Records excerpted from a collection:
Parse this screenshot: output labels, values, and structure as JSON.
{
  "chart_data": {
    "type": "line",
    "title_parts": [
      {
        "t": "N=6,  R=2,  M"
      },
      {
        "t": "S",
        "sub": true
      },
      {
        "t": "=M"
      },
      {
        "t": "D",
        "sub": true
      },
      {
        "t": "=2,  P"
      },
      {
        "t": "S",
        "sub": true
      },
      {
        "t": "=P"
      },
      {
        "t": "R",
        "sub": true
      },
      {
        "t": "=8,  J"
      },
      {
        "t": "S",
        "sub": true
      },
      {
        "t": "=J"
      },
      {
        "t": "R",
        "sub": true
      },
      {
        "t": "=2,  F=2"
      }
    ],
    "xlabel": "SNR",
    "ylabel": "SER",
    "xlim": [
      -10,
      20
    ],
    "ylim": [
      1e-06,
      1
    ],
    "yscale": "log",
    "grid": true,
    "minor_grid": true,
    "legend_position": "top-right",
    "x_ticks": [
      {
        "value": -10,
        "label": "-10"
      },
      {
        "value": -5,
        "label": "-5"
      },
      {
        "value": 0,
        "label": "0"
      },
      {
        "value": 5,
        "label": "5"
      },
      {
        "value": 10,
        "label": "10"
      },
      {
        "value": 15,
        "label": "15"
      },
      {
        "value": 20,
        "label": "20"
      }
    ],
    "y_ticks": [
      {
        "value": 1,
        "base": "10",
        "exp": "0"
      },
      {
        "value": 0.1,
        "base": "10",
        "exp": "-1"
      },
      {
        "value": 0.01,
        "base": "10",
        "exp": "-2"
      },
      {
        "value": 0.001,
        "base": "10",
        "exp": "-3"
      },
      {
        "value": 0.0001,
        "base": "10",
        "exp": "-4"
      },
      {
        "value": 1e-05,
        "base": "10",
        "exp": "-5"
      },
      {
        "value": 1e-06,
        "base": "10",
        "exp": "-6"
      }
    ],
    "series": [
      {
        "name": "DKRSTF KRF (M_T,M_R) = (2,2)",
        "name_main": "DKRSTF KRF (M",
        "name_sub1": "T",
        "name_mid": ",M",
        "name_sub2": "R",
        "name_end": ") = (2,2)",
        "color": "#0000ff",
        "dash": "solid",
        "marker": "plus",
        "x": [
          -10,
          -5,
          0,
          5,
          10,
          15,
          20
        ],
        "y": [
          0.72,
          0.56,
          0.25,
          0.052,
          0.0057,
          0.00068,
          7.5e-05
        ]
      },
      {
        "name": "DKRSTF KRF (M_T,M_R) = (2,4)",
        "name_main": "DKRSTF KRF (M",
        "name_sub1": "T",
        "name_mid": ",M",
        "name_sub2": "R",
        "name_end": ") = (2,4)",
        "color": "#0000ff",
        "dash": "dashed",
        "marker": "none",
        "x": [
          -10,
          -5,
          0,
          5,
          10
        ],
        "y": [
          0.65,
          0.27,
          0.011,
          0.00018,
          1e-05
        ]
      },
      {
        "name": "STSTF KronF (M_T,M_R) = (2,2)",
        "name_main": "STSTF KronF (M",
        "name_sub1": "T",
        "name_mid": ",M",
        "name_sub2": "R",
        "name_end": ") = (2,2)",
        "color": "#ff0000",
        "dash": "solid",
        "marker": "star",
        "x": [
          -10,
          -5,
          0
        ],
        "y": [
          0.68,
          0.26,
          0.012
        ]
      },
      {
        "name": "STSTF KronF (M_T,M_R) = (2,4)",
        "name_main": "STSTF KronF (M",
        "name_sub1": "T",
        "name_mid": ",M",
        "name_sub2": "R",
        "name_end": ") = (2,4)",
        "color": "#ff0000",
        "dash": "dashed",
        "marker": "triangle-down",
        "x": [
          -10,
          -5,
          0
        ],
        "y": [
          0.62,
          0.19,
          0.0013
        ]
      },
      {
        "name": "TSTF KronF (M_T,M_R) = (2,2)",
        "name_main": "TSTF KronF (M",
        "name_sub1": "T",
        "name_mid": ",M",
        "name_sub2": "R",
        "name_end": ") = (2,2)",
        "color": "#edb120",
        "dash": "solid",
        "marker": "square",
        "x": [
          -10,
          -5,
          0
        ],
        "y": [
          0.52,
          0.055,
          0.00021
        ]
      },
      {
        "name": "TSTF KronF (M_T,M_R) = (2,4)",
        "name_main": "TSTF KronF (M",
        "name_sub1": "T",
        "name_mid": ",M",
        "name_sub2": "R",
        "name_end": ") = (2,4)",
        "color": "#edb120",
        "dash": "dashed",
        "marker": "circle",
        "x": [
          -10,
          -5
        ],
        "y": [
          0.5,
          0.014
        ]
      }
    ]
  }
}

- _Brief_
Return each full line of the entries that contains the word "KronF".

- _Final result_
        "name": "STSTF KronF (M_T,M_R) = (2,2)",
        "name_main": "STSTF KronF (M",
        "name": "STSTF KronF (M_T,M_R) = (2,4)",
        "name_main": "STSTF KronF (M",
        "name": "TSTF KronF (M_T,M_R) = (2,2)",
        "name_main": "TSTF KronF (M",
        "name": "TSTF KronF (M_T,M_R) = (2,4)",
        "name_main": "TSTF KronF (M",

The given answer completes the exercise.